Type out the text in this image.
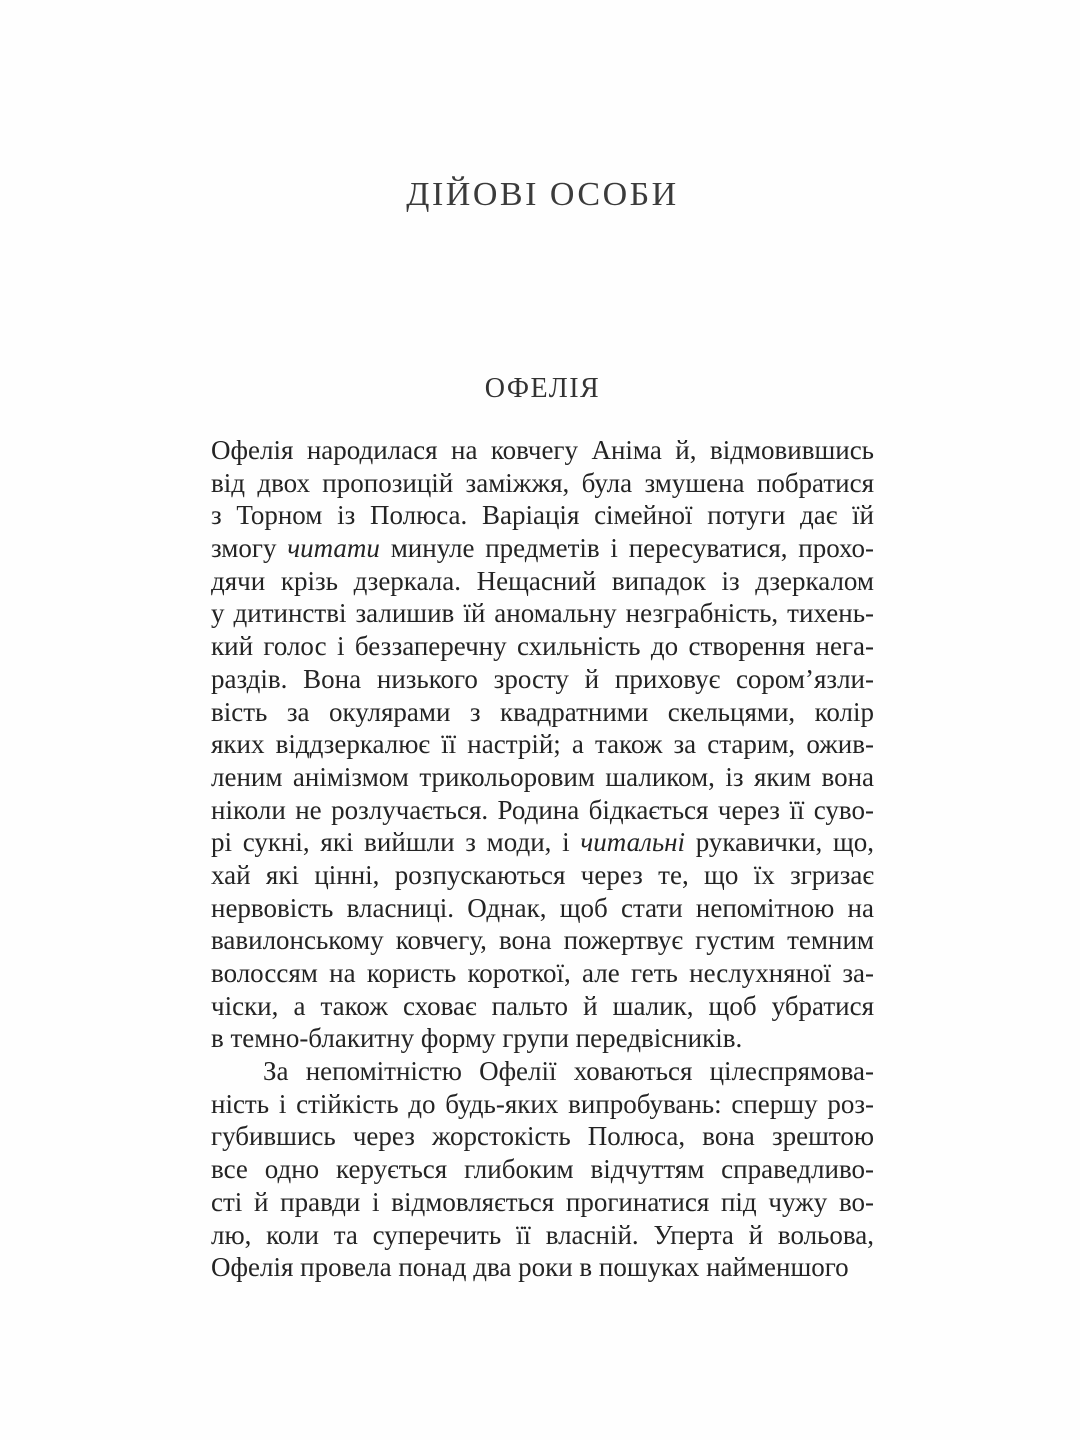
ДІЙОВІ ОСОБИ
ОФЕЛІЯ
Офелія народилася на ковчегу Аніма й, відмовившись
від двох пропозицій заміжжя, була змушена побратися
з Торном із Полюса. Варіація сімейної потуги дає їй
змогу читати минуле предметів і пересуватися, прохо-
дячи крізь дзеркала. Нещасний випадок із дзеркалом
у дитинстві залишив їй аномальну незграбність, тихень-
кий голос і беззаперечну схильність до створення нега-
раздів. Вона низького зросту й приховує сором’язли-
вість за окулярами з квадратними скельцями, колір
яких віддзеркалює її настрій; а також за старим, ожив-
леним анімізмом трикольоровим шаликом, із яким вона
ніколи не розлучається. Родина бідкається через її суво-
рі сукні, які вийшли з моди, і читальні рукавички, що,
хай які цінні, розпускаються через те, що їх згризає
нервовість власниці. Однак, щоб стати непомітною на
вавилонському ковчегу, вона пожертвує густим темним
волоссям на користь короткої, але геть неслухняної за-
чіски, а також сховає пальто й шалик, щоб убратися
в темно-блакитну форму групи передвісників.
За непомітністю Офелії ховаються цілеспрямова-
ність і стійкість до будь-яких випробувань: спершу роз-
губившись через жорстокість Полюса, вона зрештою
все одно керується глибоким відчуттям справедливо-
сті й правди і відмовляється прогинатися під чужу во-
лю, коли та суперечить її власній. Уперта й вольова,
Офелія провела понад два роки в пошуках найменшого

_ _ _ _

Some lines of the records may hold the word "також". How many do? Answer with a number and nothing else.

** RESULT FOR THIS EXERCISE **
2